Among the entries that follow, tally the lines with the string "alterum". Give no more than the number.

** begin Input for this task **

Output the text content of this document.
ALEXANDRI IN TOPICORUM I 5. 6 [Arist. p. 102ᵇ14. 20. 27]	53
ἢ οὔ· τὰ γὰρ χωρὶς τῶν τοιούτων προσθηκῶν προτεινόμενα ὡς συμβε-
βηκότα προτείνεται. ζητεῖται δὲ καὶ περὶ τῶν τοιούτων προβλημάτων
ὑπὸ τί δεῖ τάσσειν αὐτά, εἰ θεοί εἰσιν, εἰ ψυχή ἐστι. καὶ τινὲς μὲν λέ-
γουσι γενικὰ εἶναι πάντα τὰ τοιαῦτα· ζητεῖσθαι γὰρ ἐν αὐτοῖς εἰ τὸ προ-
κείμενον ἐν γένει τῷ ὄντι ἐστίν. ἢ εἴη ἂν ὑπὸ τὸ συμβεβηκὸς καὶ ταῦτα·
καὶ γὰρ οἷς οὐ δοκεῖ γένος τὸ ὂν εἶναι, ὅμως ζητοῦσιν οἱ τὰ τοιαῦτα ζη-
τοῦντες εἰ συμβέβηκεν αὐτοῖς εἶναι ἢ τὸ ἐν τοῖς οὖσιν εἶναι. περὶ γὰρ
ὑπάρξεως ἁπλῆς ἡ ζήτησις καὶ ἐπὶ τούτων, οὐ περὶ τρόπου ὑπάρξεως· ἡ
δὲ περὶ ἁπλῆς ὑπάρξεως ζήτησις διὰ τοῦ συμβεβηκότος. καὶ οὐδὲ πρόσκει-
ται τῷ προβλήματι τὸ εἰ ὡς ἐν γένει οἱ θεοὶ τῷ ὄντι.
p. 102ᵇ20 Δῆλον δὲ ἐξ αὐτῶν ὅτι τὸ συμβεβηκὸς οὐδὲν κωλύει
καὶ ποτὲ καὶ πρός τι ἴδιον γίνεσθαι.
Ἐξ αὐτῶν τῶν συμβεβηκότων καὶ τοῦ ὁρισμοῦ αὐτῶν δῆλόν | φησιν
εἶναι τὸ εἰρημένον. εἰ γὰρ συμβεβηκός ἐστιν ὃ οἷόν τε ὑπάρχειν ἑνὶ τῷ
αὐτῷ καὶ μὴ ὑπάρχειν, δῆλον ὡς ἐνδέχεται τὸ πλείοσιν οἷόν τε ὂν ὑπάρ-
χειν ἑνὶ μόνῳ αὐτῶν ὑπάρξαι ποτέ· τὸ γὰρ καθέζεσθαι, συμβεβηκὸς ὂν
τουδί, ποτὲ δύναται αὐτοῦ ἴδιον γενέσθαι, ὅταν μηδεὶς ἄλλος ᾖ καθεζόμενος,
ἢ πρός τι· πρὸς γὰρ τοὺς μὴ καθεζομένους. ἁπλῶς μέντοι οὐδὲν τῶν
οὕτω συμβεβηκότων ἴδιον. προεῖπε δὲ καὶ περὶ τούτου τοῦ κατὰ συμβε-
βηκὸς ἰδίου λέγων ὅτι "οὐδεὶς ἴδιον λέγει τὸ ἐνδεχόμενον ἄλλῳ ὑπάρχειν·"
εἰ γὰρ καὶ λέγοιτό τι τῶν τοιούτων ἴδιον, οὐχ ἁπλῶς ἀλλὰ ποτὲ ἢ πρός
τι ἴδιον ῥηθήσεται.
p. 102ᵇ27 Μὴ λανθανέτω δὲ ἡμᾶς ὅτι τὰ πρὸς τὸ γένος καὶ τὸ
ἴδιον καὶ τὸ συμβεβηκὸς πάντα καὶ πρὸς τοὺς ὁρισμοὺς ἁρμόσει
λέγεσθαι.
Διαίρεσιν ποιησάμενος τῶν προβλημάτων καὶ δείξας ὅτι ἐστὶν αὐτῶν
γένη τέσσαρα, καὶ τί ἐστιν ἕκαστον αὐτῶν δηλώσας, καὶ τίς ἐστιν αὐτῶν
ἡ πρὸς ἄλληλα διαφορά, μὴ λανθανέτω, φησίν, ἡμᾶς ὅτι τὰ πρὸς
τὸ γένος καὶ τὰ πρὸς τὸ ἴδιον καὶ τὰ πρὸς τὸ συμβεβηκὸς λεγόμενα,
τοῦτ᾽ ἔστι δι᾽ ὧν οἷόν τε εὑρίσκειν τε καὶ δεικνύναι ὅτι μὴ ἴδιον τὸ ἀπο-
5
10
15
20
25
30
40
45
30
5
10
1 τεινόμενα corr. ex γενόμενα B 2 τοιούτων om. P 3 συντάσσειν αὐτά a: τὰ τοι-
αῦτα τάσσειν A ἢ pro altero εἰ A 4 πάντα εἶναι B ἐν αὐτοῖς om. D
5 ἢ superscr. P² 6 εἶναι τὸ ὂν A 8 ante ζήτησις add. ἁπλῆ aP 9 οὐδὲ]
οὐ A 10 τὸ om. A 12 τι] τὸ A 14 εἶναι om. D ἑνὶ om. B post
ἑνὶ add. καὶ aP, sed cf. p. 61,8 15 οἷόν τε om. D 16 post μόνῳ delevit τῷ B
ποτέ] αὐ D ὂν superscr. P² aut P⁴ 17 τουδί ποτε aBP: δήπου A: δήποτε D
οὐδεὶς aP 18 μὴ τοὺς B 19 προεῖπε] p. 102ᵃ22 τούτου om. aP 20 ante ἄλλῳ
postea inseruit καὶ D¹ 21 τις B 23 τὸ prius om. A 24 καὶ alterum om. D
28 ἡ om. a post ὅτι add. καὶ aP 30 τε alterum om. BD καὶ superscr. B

** end Input for this task **

## Response below
2